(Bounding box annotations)
• • • • • • •
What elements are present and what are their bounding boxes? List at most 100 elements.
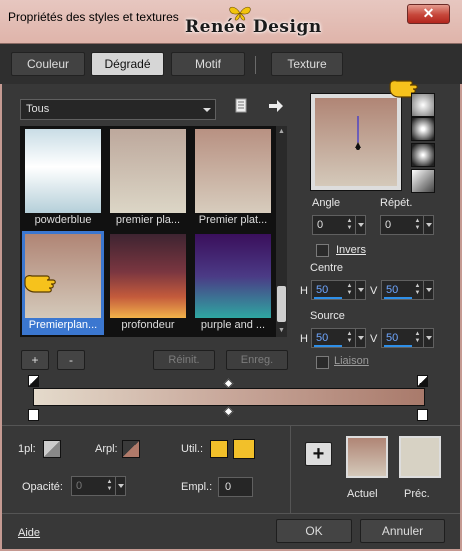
center-v-input[interactable]: 50 ▲ ▼ xyxy=(381,280,434,300)
opacity-label: Opacité: xyxy=(22,481,63,493)
add-to-swatches-button[interactable]: + xyxy=(305,442,332,466)
end-color-marker[interactable] xyxy=(417,409,428,421)
dropdown-icon[interactable] xyxy=(355,216,365,234)
gradient-label: premier pla... xyxy=(115,214,181,226)
start-color-marker[interactable] xyxy=(28,409,39,421)
foreground-tile[interactable] xyxy=(43,440,61,458)
remove-gradient-button[interactable]: - xyxy=(57,350,85,370)
gradient-editor-bar[interactable] xyxy=(33,388,425,406)
opacity-value: 0 xyxy=(76,480,83,492)
spin-arrows-icon[interactable]: ▲ ▼ xyxy=(413,331,422,345)
window-title: Propriétés des styles et textures xyxy=(8,10,179,24)
gradient-label: Premier plat... xyxy=(198,214,268,226)
gradient-item[interactable]: premier pla... xyxy=(107,126,189,230)
current-swatch[interactable] xyxy=(346,436,388,478)
save-button[interactable]: Enreg. xyxy=(226,350,288,370)
gradient-swatch xyxy=(110,234,186,318)
cancel-button[interactable]: Annuler xyxy=(360,519,445,543)
repeat-input[interactable]: 0 ▲ ▼ xyxy=(380,215,434,235)
source-v-input[interactable]: 50 ▲ ▼ xyxy=(381,328,434,348)
spin-arrows-icon[interactable]: ▲ ▼ xyxy=(345,331,354,345)
background-tile[interactable] xyxy=(122,440,140,458)
spin-arrows-icon[interactable]: ▲ ▼ xyxy=(105,479,114,493)
previous-label: Préc. xyxy=(404,488,430,500)
source-label: Source xyxy=(310,310,345,322)
gradient-swatch xyxy=(110,129,186,213)
reset-button[interactable]: Réinit. xyxy=(153,350,215,370)
source-v-value: 50 xyxy=(386,332,399,344)
gradient-item[interactable]: Premier plat... xyxy=(192,126,274,230)
dropdown-icon[interactable] xyxy=(423,281,433,299)
gradient-item[interactable]: powderblue xyxy=(22,126,104,230)
title-bar: Propriétés des styles et textures Renée … xyxy=(0,0,462,44)
scroll-up-icon[interactable]: ▲ xyxy=(277,127,286,136)
center-v-label: V xyxy=(370,285,378,297)
linear-style-button[interactable] xyxy=(411,93,435,117)
category-select[interactable]: Tous xyxy=(20,99,216,120)
ok-button[interactable]: OK xyxy=(276,519,352,543)
tab-separator xyxy=(255,56,256,74)
arrow-right-icon[interactable] xyxy=(268,99,284,113)
start-top-marker[interactable] xyxy=(28,375,39,387)
source-h-input[interactable]: 50 ▲ ▼ xyxy=(311,328,366,348)
tab-motif[interactable]: Motif xyxy=(171,52,245,76)
angle-handle-icon[interactable] xyxy=(353,116,363,156)
spin-arrows-icon[interactable]: ▲ ▼ xyxy=(345,218,354,232)
scroll-thumb[interactable] xyxy=(277,286,286,322)
spin-arrows-icon[interactable]: ▲ ▼ xyxy=(413,218,422,232)
add-gradient-button[interactable]: + xyxy=(21,350,49,370)
user-label: Util.: xyxy=(181,443,203,455)
chevron-down-icon xyxy=(203,108,211,112)
dropdown-icon[interactable] xyxy=(355,281,365,299)
link-checkbox[interactable] xyxy=(316,356,329,369)
spin-arrows-icon[interactable]: ▲ ▼ xyxy=(345,283,354,297)
close-button[interactable]: ✕ xyxy=(407,4,450,24)
gradient-label: powderblue xyxy=(34,214,92,226)
vertical-divider xyxy=(290,425,291,513)
tab-couleur[interactable]: Couleur xyxy=(11,52,85,76)
gradient-label: purple and ... xyxy=(200,319,266,331)
center-h-input[interactable]: 50 ▲ ▼ xyxy=(311,280,366,300)
angle-input[interactable]: 0 ▲ ▼ xyxy=(312,215,366,235)
invert-label[interactable]: Invers xyxy=(336,244,366,256)
radial-style-button[interactable] xyxy=(411,169,435,193)
sunburst-style-button[interactable] xyxy=(411,143,435,167)
gradient-item[interactable]: profondeur xyxy=(107,231,189,335)
gradient-swatch xyxy=(195,129,271,213)
opacity-input[interactable]: 0 ▲ ▼ xyxy=(71,476,126,496)
scroll-down-icon[interactable]: ▼ xyxy=(277,326,286,335)
tab-degrade[interactable]: Dégradé xyxy=(91,52,164,76)
angle-label: Angle xyxy=(312,197,341,209)
repeat-label: Répét. xyxy=(380,197,413,209)
dropdown-icon[interactable] xyxy=(355,329,365,347)
user-color-swatch[interactable] xyxy=(233,439,255,459)
source-v-label: V xyxy=(370,333,378,345)
spin-arrows-icon[interactable]: ▲ ▼ xyxy=(413,283,422,297)
fg-label: 1pl: xyxy=(18,443,36,455)
source-h-value: 50 xyxy=(316,332,329,344)
location-label: Empl.: xyxy=(181,481,213,493)
location-input[interactable]: 0 xyxy=(218,477,253,497)
gradient-preview[interactable] xyxy=(310,93,402,191)
gradient-preview-fill xyxy=(315,98,397,186)
gradient-list-scrollbar[interactable]: ▲ ▼ xyxy=(276,126,287,337)
center-v-value: 50 xyxy=(386,284,399,296)
link-label[interactable]: Liaison xyxy=(334,355,369,367)
tab-texture[interactable]: Texture xyxy=(271,52,343,76)
dropdown-icon[interactable] xyxy=(423,329,433,347)
previous-swatch[interactable] xyxy=(399,436,441,478)
dropdown-icon[interactable] xyxy=(423,216,433,234)
gradient-label: Premierplan... xyxy=(28,319,98,331)
rectangular-style-button[interactable] xyxy=(411,117,435,141)
end-top-marker[interactable] xyxy=(417,375,428,387)
help-link[interactable]: Aide xyxy=(18,527,40,539)
center-h-label: H xyxy=(300,285,308,297)
dropdown-icon[interactable] xyxy=(115,477,125,495)
gradient-item[interactable]: purple and ... xyxy=(192,231,274,335)
invert-checkbox[interactable] xyxy=(316,244,329,257)
resource-manager-icon[interactable] xyxy=(234,98,248,114)
brand-watermark: Renée Design xyxy=(185,17,322,37)
user-color-tile[interactable] xyxy=(210,440,228,458)
angle-value: 0 xyxy=(317,219,324,231)
current-label: Actuel xyxy=(347,488,378,500)
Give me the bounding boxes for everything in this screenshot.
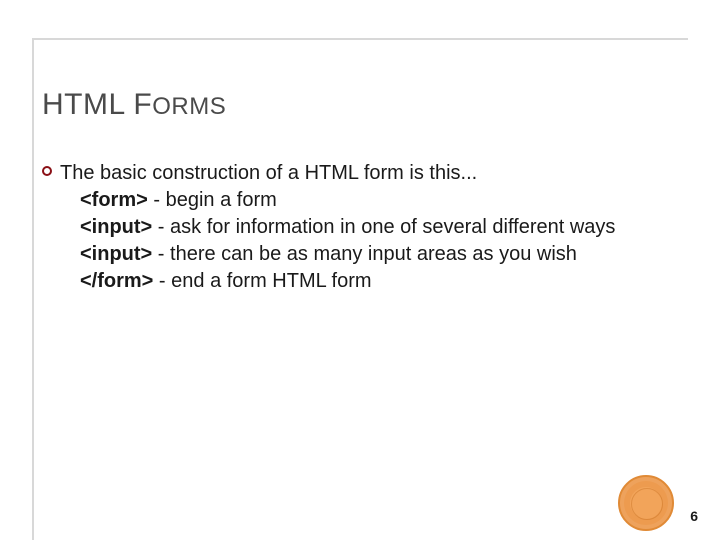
slide-body: The basic construction of a HTML form is… (42, 160, 670, 297)
slide-left-rule (32, 38, 34, 540)
decorative-circle-icon (618, 475, 674, 531)
tag-text: <form> (80, 189, 148, 211)
title-smallcaps: ORMS (152, 93, 226, 120)
bullet-text: The basic construction of a HTML form is… (60, 160, 670, 295)
bullet-ring-icon (42, 166, 52, 176)
title-main: HTML F (42, 88, 152, 121)
code-line: <input> - there can be as many input are… (60, 241, 670, 268)
code-line: <form> - begin a form (80, 187, 670, 214)
desc-text: end a form HTML form (171, 270, 371, 292)
slide-top-rule (32, 38, 688, 40)
tag-text: </form> (80, 270, 153, 292)
sep: - (153, 270, 171, 292)
sep: - (152, 243, 170, 265)
desc-text: begin a form (166, 189, 277, 211)
desc-text: ask for information in one of several di… (170, 216, 615, 238)
slide-title: HTML FORMS (42, 88, 226, 122)
code-line: </form> - end a form HTML form (80, 268, 670, 295)
sep: - (148, 189, 166, 211)
tag-text: <input> (80, 243, 152, 265)
intro-text: The basic construction of a HTML form is… (60, 162, 477, 184)
page-number: 6 (690, 508, 698, 524)
bullet-item: The basic construction of a HTML form is… (42, 160, 670, 295)
desc-text: there can be as many input areas as you … (170, 243, 577, 265)
code-line: <input> - ask for information in one of … (60, 214, 670, 241)
tag-text: <input> (80, 216, 152, 238)
sep: - (152, 216, 170, 238)
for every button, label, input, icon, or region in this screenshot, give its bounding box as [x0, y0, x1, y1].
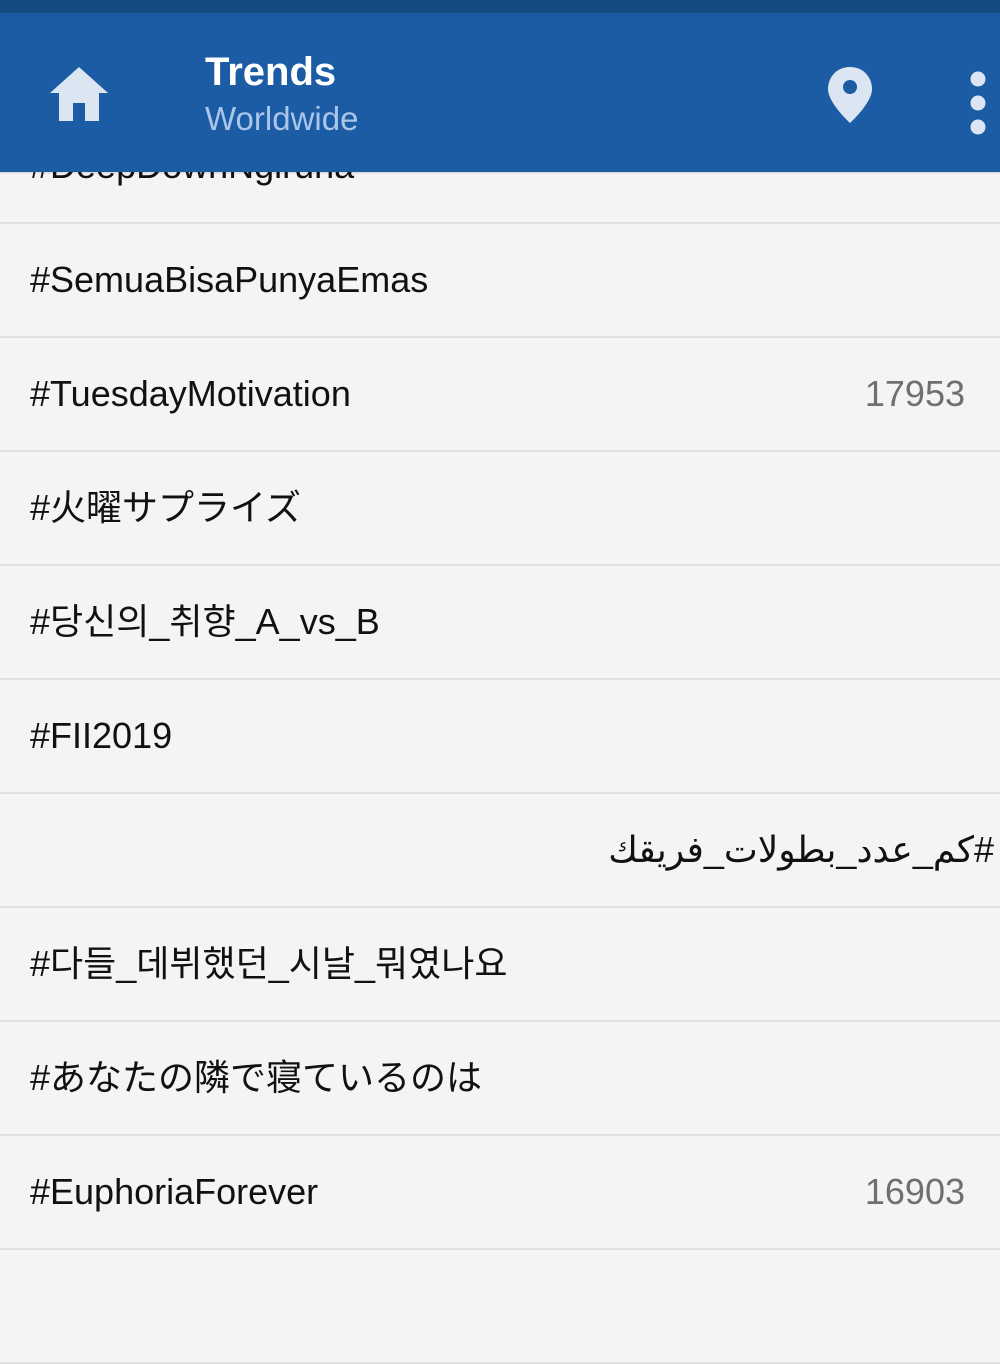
trend-name: #당신의_취향_A_vs_B	[30, 601, 380, 642]
location-button[interactable]	[822, 63, 878, 139]
status-bar	[0, 0, 1000, 13]
more-vertical-icon	[970, 71, 986, 135]
trend-name: #SemuaBisaPunyaEmas	[30, 259, 429, 300]
trend-row[interactable]	[0, 1250, 1000, 1364]
map-pin-icon	[828, 67, 872, 123]
page-title: Trends	[205, 50, 337, 94]
more-options-button[interactable]	[958, 63, 998, 143]
trend-row[interactable]: #SemuaBisaPunyaEmas	[0, 224, 1000, 338]
app-bar: Trends Worldwide	[0, 13, 1000, 172]
trend-name: #FII2019	[30, 715, 173, 756]
trend-name: #TuesdayMotivation	[30, 373, 351, 414]
trend-row[interactable]: #火曜サプライズ	[0, 452, 1000, 566]
trend-name: #あなたの隣で寝ているのは	[30, 1057, 483, 1098]
trend-row[interactable]: #TuesdayMotivation 17953	[0, 338, 1000, 452]
tweet-count: 17953	[864, 373, 965, 414]
trend-name: #火曜サプライズ	[30, 487, 301, 528]
title-block: Trends Worldwide	[205, 49, 358, 139]
trend-row[interactable]: #あなたの隣で寝ているのは	[0, 1022, 1000, 1136]
trend-row[interactable]: #당신의_취향_A_vs_B	[0, 566, 1000, 680]
trend-row[interactable]: #다들_데뷔했던_시날_뭐였나요	[0, 908, 1000, 1022]
trends-list: #DeepDownNgiruna #SemuaBisaPunyaEmas #Tu…	[0, 110, 1000, 1364]
trend-name: #다들_데뷔했던_시날_뭐였나요	[30, 943, 508, 984]
tweet-count: 16903	[864, 1171, 965, 1212]
trend-name: #كم_عدد_بطولات_فريقك	[608, 829, 994, 870]
location-subtitle: Worldwide	[205, 100, 359, 137]
home-button[interactable]	[46, 63, 112, 129]
home-icon	[50, 67, 108, 121]
trend-name: #EuphoriaForever	[30, 1171, 319, 1212]
trend-row[interactable]: #EuphoriaForever 16903	[0, 1136, 1000, 1250]
trend-row[interactable]: #كم_عدد_بطولات_فريقك	[0, 794, 1000, 908]
trend-row[interactable]: #FII2019	[0, 680, 1000, 794]
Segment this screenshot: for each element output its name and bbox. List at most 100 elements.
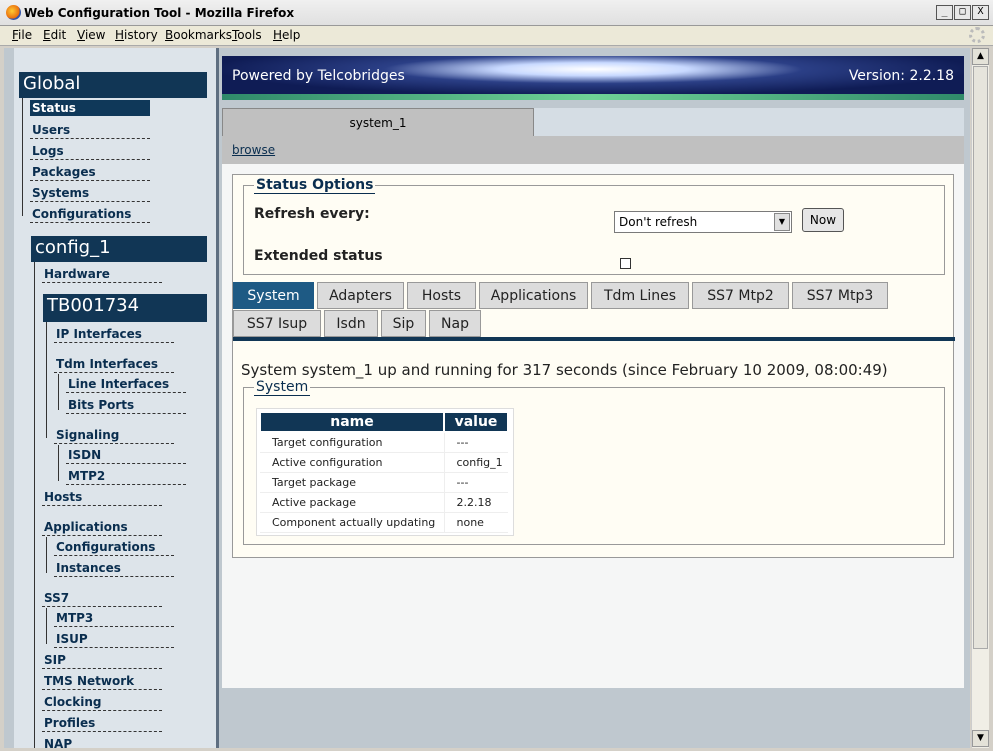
menu-history[interactable]: History: [115, 28, 158, 42]
tab-system-1[interactable]: system_1: [222, 108, 534, 136]
status-options-legend: Status Options: [254, 177, 376, 194]
nav-packages[interactable]: Packages: [30, 164, 150, 181]
tab-underline: [233, 337, 955, 341]
maximize-button[interactable]: □: [954, 5, 971, 20]
refresh-label: Refresh every:: [254, 206, 370, 222]
nav-clocking[interactable]: Clocking: [42, 694, 162, 711]
scrollbar-thumb[interactable]: [973, 66, 988, 649]
menu-help[interactable]: Help: [273, 28, 300, 42]
extended-status-checkbox[interactable]: [620, 258, 631, 269]
minimize-button[interactable]: _: [936, 5, 953, 20]
tab-ss7-isup[interactable]: SS7 Isup: [233, 310, 321, 337]
menu-bookmarks[interactable]: Bookmarks: [165, 28, 232, 42]
header-banner: Powered by Telcobridges Version: 2.2.18: [222, 56, 964, 100]
col-name-header: name: [259, 411, 445, 433]
nav-ss7[interactable]: SS7: [42, 590, 162, 607]
system-table: name value Target configuration --- Acti…: [256, 408, 514, 536]
left-navigation: Global Status Users Logs Packages System…: [14, 48, 219, 748]
nav-app-configurations[interactable]: Configurations: [54, 539, 174, 556]
nav-sip[interactable]: SIP: [42, 652, 162, 669]
version-text: Version: 2.2.18: [848, 68, 954, 84]
row-value: 2.2.18: [443, 492, 508, 513]
row-name: Component actually updating: [260, 512, 444, 533]
row-value: config_1: [443, 452, 508, 473]
tree-line: [46, 537, 47, 573]
tab-sip[interactable]: Sip: [381, 310, 426, 337]
nav-bits-ports[interactable]: Bits Ports: [66, 397, 186, 414]
tab-hosts[interactable]: Hosts: [407, 282, 476, 309]
content-panel: Status Options Refresh every: Don't refr…: [222, 164, 964, 688]
nav-tms-network[interactable]: TMS Network: [42, 673, 162, 690]
menu-edit[interactable]: Edit: [43, 28, 66, 42]
tab-isdn[interactable]: Isdn: [324, 310, 378, 337]
tab-nap[interactable]: Nap: [429, 310, 481, 337]
table-row: Active configuration config_1: [260, 452, 508, 473]
close-button[interactable]: X: [972, 5, 989, 20]
row-name: Active configuration: [260, 452, 444, 473]
row-value: ---: [443, 432, 508, 453]
firefox-icon: [6, 5, 21, 20]
tab-applications[interactable]: Applications: [479, 282, 588, 309]
tree-line: [22, 98, 23, 216]
nav-signaling[interactable]: Signaling: [54, 427, 174, 444]
status-content-box: Status Options Refresh every: Don't refr…: [232, 174, 955, 558]
nav-hosts[interactable]: Hosts: [42, 489, 162, 506]
menu-tools[interactable]: Tools: [232, 28, 262, 42]
tree-line: [34, 262, 35, 748]
tab-ss7-mtp2[interactable]: SS7 Mtp2: [692, 282, 789, 309]
tab-adapters[interactable]: Adapters: [317, 282, 404, 309]
throbber-icon: [969, 27, 985, 43]
nav-mtp2[interactable]: MTP2: [66, 468, 186, 485]
nav-heading-config: config_1: [31, 236, 207, 262]
nav-profiles[interactable]: Profiles: [42, 715, 162, 732]
extended-status-label: Extended status: [254, 248, 383, 264]
tree-line: [46, 322, 47, 438]
table-row: Active package 2.2.18: [260, 492, 508, 513]
nav-isdn[interactable]: ISDN: [66, 447, 186, 464]
refresh-select[interactable]: Don't refresh ▼: [614, 211, 792, 233]
nav-ip-interfaces[interactable]: IP Interfaces: [54, 326, 174, 343]
now-button[interactable]: Now: [802, 208, 844, 232]
nav-status[interactable]: Status: [30, 100, 150, 116]
nav-logs[interactable]: Logs: [30, 143, 150, 160]
scroll-up-icon[interactable]: ▲: [972, 48, 989, 65]
main-content: Powered by Telcobridges Version: 2.2.18 …: [222, 56, 964, 748]
row-name: Target configuration: [260, 432, 444, 453]
tree-line: [58, 445, 59, 481]
nav-applications[interactable]: Applications: [42, 519, 162, 536]
nav-configurations[interactable]: Configurations: [30, 206, 150, 223]
row-value: ---: [443, 472, 508, 493]
tree-line: [58, 374, 59, 410]
scroll-down-icon[interactable]: ▼: [972, 730, 989, 747]
tab-ss7-mtp3[interactable]: SS7 Mtp3: [792, 282, 888, 309]
nav-hardware[interactable]: Hardware: [42, 266, 162, 283]
nav-systems[interactable]: Systems: [30, 185, 150, 202]
tab-system[interactable]: System: [233, 282, 314, 309]
table-row: Target configuration ---: [260, 432, 508, 453]
nav-tdm-interfaces[interactable]: Tdm Interfaces: [54, 356, 174, 373]
row-value: none: [443, 512, 508, 533]
chevron-down-icon[interactable]: ▼: [774, 213, 790, 231]
nav-instances[interactable]: Instances: [54, 560, 174, 577]
powered-by-text: Powered by Telcobridges: [232, 68, 405, 84]
tab-tdm-lines[interactable]: Tdm Lines: [591, 282, 689, 309]
system-fieldset: System name value Target configuration -…: [243, 379, 945, 545]
tree-line: [46, 608, 47, 644]
status-options-fieldset: Status Options Refresh every: Don't refr…: [243, 177, 945, 275]
nav-line-interfaces[interactable]: Line Interfaces: [66, 376, 186, 393]
nav-nap[interactable]: NAP: [42, 736, 162, 748]
browse-link[interactable]: browse: [232, 143, 275, 157]
menu-bar: File Edit View History Bookmarks Tools H…: [0, 26, 993, 46]
col-value-header: value: [443, 411, 509, 433]
nav-users[interactable]: Users: [30, 122, 150, 139]
system-legend: System: [254, 379, 311, 396]
row-name: Target package: [260, 472, 444, 493]
browse-bar: browse: [222, 136, 964, 164]
refresh-select-value: Don't refresh: [619, 215, 698, 229]
table-row: Target package ---: [260, 472, 508, 493]
nav-isup[interactable]: ISUP: [54, 631, 174, 648]
menu-file[interactable]: File: [12, 28, 32, 42]
menu-view[interactable]: View: [77, 28, 105, 42]
vertical-scrollbar[interactable]: ▲ ▼: [971, 48, 989, 748]
nav-mtp3[interactable]: MTP3: [54, 610, 174, 627]
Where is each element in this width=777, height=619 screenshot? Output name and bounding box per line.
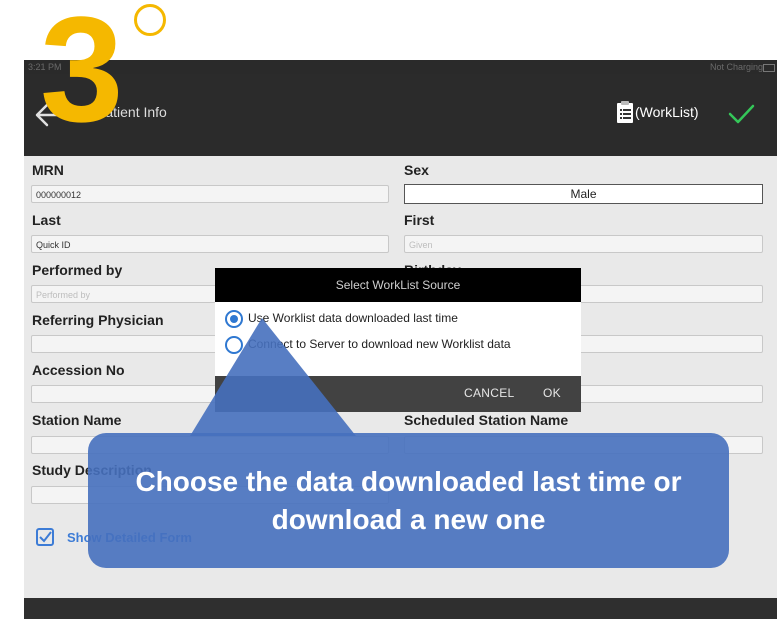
step-degree-mark — [134, 4, 166, 36]
bottom-bar — [24, 598, 777, 619]
scheduled-station-label: Scheduled Station Name — [404, 412, 569, 428]
confirm-check-icon[interactable] — [727, 103, 755, 125]
battery-icon — [763, 64, 775, 72]
callout-text: Choose the data downloaded last time or … — [135, 465, 682, 535]
mrn-field[interactable]: 000000012 — [31, 185, 389, 203]
option-label: Connect to Server to download new Workli… — [248, 337, 511, 351]
radio-unselected-icon[interactable] — [225, 336, 243, 354]
mrn-label: MRN — [32, 162, 64, 178]
performed-by-label: Performed by — [32, 262, 123, 278]
worklist-button-label[interactable]: (WorkList) — [635, 104, 699, 120]
callout-box: Choose the data downloaded last time or … — [88, 433, 729, 568]
ok-button[interactable]: OK — [543, 386, 561, 400]
dialog-body: Use Worklist data downloaded last time C… — [215, 302, 581, 376]
cancel-button[interactable]: CANCEL — [464, 386, 514, 400]
worklist-source-dialog: Select WorkList Source Use Worklist data… — [215, 268, 581, 412]
accession-label: Accession No — [32, 362, 125, 378]
option-label: Use Worklist data downloaded last time — [248, 311, 458, 325]
first-name-field[interactable]: Given — [404, 235, 763, 253]
sex-label: Sex — [404, 162, 429, 178]
last-label: Last — [32, 212, 61, 228]
checkbox-checked-icon[interactable] — [36, 528, 54, 546]
last-name-field[interactable]: Quick ID — [31, 235, 389, 253]
station-name-label: Station Name — [32, 412, 122, 428]
dialog-title: Select WorkList Source — [215, 268, 581, 302]
referring-physician-label: Referring Physician — [32, 312, 164, 328]
step-number: 3 — [40, 0, 124, 153]
nav-bar: Edit Patient Info (WorkList) — [24, 74, 777, 156]
worklist-clipboard-icon[interactable] — [616, 100, 634, 124]
sex-selector[interactable]: Male — [404, 184, 763, 204]
status-bar: 3:21 PM Not Charging — [24, 60, 777, 74]
radio-selected-icon[interactable] — [225, 310, 243, 328]
dialog-actions: CANCEL OK — [215, 376, 581, 412]
first-label: First — [404, 212, 435, 228]
status-charging: Not Charging — [709, 62, 763, 72]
• • • • • • •
WHAT THE TASK ASKS — Please retype the records starting at the line containing "menu-history[interactable]: History: [115, 28, 158, 42]" and ending at the line containing "tab-ss7-isup[interactable]: SS7 Isup: [233, 310, 321, 337]", keeping both of those lines.

PROBLEM SOLUTION —
menu-history[interactable]: History: [115, 28, 158, 42]
tab-system-1[interactable]: system_1: [222, 108, 534, 136]
status-options-legend: Status Options: [254, 177, 376, 194]
nav-packages[interactable]: Packages: [30, 164, 150, 181]
tab-underline: [233, 337, 955, 341]
maximize-button[interactable]: □: [954, 5, 971, 20]
refresh-label: Refresh every:: [254, 206, 370, 222]
nav-clocking[interactable]: Clocking: [42, 694, 162, 711]
scrollbar-thumb[interactable]: [973, 66, 988, 649]
menu-help[interactable]: Help: [273, 28, 300, 42]
extended-status-checkbox[interactable]: [620, 258, 631, 269]
minimize-button[interactable]: _: [936, 5, 953, 20]
tab-ss7-isup[interactable]: SS7 Isup: [233, 310, 321, 337]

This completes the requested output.